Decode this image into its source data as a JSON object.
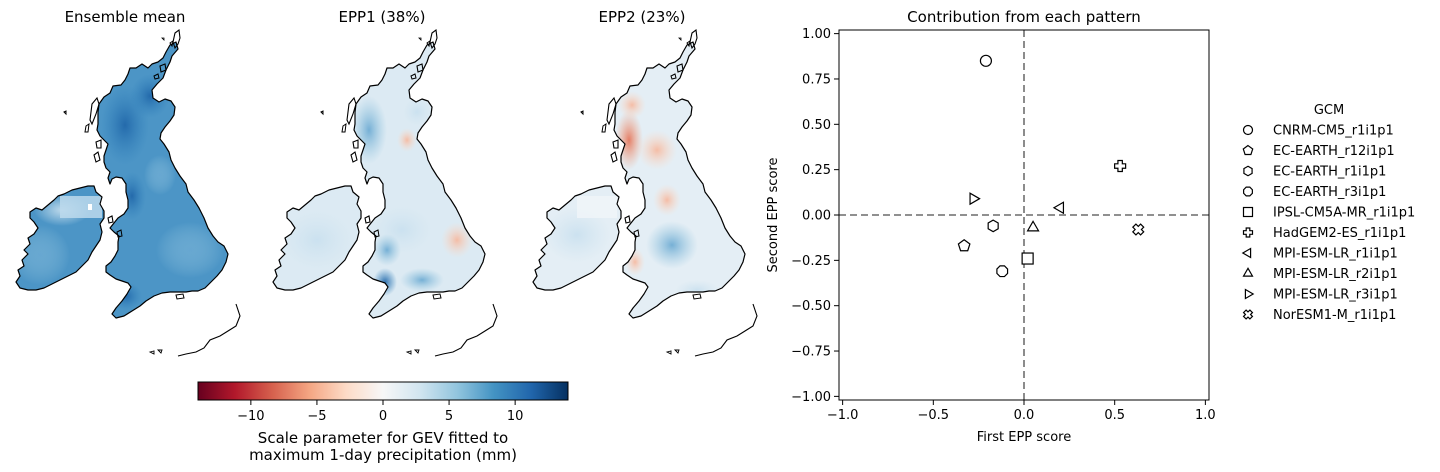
{
  "maps": {
    "panels": [
      {
        "title": "Ensemble mean"
      },
      {
        "title": "EPP1 (38%)"
      },
      {
        "title": "EPP2 (23%)"
      }
    ],
    "colorbar": {
      "label_line1": "Scale parameter for GEV fitted to",
      "label_line2": "maximum 1-day precipitation (mm)",
      "range": [
        -14,
        14
      ],
      "ticks": [
        -10,
        -5,
        0,
        5,
        10
      ],
      "tick_labels": [
        "−10",
        "−5",
        "0",
        "5",
        "10"
      ],
      "colormap": "RdBu",
      "colors": [
        "#67001f",
        "#b2182b",
        "#d6604d",
        "#f4a582",
        "#fddbc7",
        "#f7f7f7",
        "#d1e5f0",
        "#92c5de",
        "#4393c3",
        "#2166ac",
        "#053061"
      ]
    }
  },
  "chart_data": {
    "type": "scatter",
    "title": "Contribution from each pattern",
    "xlabel": "First EPP score",
    "ylabel": "Second EPP score",
    "xlim": [
      -1.02,
      1.02
    ],
    "ylim": [
      -1.02,
      1.02
    ],
    "xticks": [
      -1.0,
      -0.5,
      0.0,
      0.5,
      1.0
    ],
    "xtick_labels": [
      "−1.0",
      "−0.5",
      "0.0",
      "0.5",
      "1.0"
    ],
    "yticks": [
      1.0,
      0.75,
      0.5,
      0.25,
      0.0,
      -0.25,
      -0.5,
      -0.75,
      -1.0
    ],
    "ytick_labels": [
      "1.00",
      "0.75",
      "0.50",
      "0.25",
      "0.00",
      "−0.25",
      "−0.50",
      "−0.75",
      "−1.00"
    ],
    "reference_lines": {
      "x": 0,
      "y": 0,
      "style": "dashed",
      "color": "#808080"
    },
    "legend": {
      "title": "GCM",
      "placement": "outside-right"
    },
    "series": [
      {
        "name": "CNRM-CM5_r1i1p1",
        "marker": "circle",
        "x": -0.21,
        "y": 0.85
      },
      {
        "name": "EC-EARTH_r12i1p1",
        "marker": "pentagon",
        "x": -0.33,
        "y": -0.17
      },
      {
        "name": "EC-EARTH_r1i1p1",
        "marker": "hexagon",
        "x": -0.17,
        "y": -0.06
      },
      {
        "name": "EC-EARTH_r3i1p1",
        "marker": "octagon",
        "x": -0.12,
        "y": -0.31
      },
      {
        "name": "IPSL-CM5A-MR_r1i1p1",
        "marker": "square",
        "x": 0.02,
        "y": -0.24
      },
      {
        "name": "HadGEM2-ES_r1i1p1",
        "marker": "plus",
        "x": 0.53,
        "y": 0.27
      },
      {
        "name": "MPI-ESM-LR_r1i1p1",
        "marker": "triangle-left",
        "x": 0.2,
        "y": 0.04
      },
      {
        "name": "MPI-ESM-LR_r2i1p1",
        "marker": "triangle-up",
        "x": 0.05,
        "y": -0.07
      },
      {
        "name": "MPI-ESM-LR_r3i1p1",
        "marker": "triangle-right",
        "x": -0.28,
        "y": 0.09
      },
      {
        "name": "NorESM1-M_r1i1p1",
        "marker": "x-filled",
        "x": 0.63,
        "y": -0.08
      }
    ]
  }
}
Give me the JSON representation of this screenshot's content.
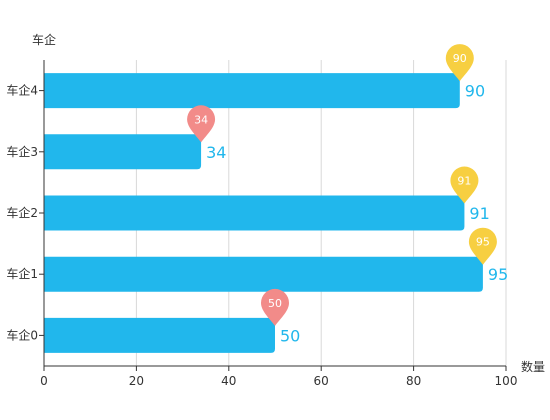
{
  "chart_data": {
    "type": "bar",
    "orientation": "horizontal",
    "title": "",
    "ylabel": "车企",
    "xlabel": "数量",
    "categories": [
      "车企0",
      "车企1",
      "车企2",
      "车企3",
      "车企4"
    ],
    "values": [
      50,
      95,
      91,
      34,
      90
    ],
    "xlim": [
      0,
      100
    ],
    "xticks": [
      0,
      20,
      40,
      60,
      80,
      100
    ],
    "grid": "vertical",
    "bar_color": "#21b7ec",
    "value_label_color": "#21b7ec",
    "marker_colors": {
      "high": "#f7cf41",
      "low": "#f28b89"
    },
    "marker_threshold": 80
  }
}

→ **What needs to be done**
Reproduce all of the entries word for word, skipping any pictures they hold.

→ **Result**
Decode this image into its source data as a JSON object.
{
  "maps": {
    "panels": [
      {
        "title": "Ensemble mean"
      },
      {
        "title": "EPP1 (38%)"
      },
      {
        "title": "EPP2 (23%)"
      }
    ],
    "colorbar": {
      "label_line1": "Scale parameter for GEV fitted to",
      "label_line2": "maximum 1-day precipitation (mm)",
      "range": [
        -14,
        14
      ],
      "ticks": [
        -10,
        -5,
        0,
        5,
        10
      ],
      "tick_labels": [
        "−10",
        "−5",
        "0",
        "5",
        "10"
      ],
      "colormap": "RdBu",
      "colors": [
        "#67001f",
        "#b2182b",
        "#d6604d",
        "#f4a582",
        "#fddbc7",
        "#f7f7f7",
        "#d1e5f0",
        "#92c5de",
        "#4393c3",
        "#2166ac",
        "#053061"
      ]
    }
  },
  "chart_data": {
    "type": "scatter",
    "title": "Contribution from each pattern",
    "xlabel": "First EPP score",
    "ylabel": "Second EPP score",
    "xlim": [
      -1.02,
      1.02
    ],
    "ylim": [
      -1.02,
      1.02
    ],
    "xticks": [
      -1.0,
      -0.5,
      0.0,
      0.5,
      1.0
    ],
    "xtick_labels": [
      "−1.0",
      "−0.5",
      "0.0",
      "0.5",
      "1.0"
    ],
    "yticks": [
      1.0,
      0.75,
      0.5,
      0.25,
      0.0,
      -0.25,
      -0.5,
      -0.75,
      -1.0
    ],
    "ytick_labels": [
      "1.00",
      "0.75",
      "0.50",
      "0.25",
      "0.00",
      "−0.25",
      "−0.50",
      "−0.75",
      "−1.00"
    ],
    "reference_lines": {
      "x": 0,
      "y": 0,
      "style": "dashed",
      "color": "#808080"
    },
    "legend": {
      "title": "GCM",
      "placement": "outside-right"
    },
    "series": [
      {
        "name": "CNRM-CM5_r1i1p1",
        "marker": "circle",
        "x": -0.21,
        "y": 0.85
      },
      {
        "name": "EC-EARTH_r12i1p1",
        "marker": "pentagon",
        "x": -0.33,
        "y": -0.17
      },
      {
        "name": "EC-EARTH_r1i1p1",
        "marker": "hexagon",
        "x": -0.17,
        "y": -0.06
      },
      {
        "name": "EC-EARTH_r3i1p1",
        "marker": "octagon",
        "x": -0.12,
        "y": -0.31
      },
      {
        "name": "IPSL-CM5A-MR_r1i1p1",
        "marker": "square",
        "x": 0.02,
        "y": -0.24
      },
      {
        "name": "HadGEM2-ES_r1i1p1",
        "marker": "plus",
        "x": 0.53,
        "y": 0.27
      },
      {
        "name": "MPI-ESM-LR_r1i1p1",
        "marker": "triangle-left",
        "x": 0.2,
        "y": 0.04
      },
      {
        "name": "MPI-ESM-LR_r2i1p1",
        "marker": "triangle-up",
        "x": 0.05,
        "y": -0.07
      },
      {
        "name": "MPI-ESM-LR_r3i1p1",
        "marker": "triangle-right",
        "x": -0.28,
        "y": 0.09
      },
      {
        "name": "NorESM1-M_r1i1p1",
        "marker": "x-filled",
        "x": 0.63,
        "y": -0.08
      }
    ]
  }
}
Give me the JSON representation of this screenshot's content.
{
  "chart_data": {
    "type": "bar",
    "orientation": "horizontal",
    "title": "",
    "ylabel": "车企",
    "xlabel": "数量",
    "categories": [
      "车企0",
      "车企1",
      "车企2",
      "车企3",
      "车企4"
    ],
    "values": [
      50,
      95,
      91,
      34,
      90
    ],
    "xlim": [
      0,
      100
    ],
    "xticks": [
      0,
      20,
      40,
      60,
      80,
      100
    ],
    "grid": "vertical",
    "bar_color": "#21b7ec",
    "value_label_color": "#21b7ec",
    "marker_colors": {
      "high": "#f7cf41",
      "low": "#f28b89"
    },
    "marker_threshold": 80
  }
}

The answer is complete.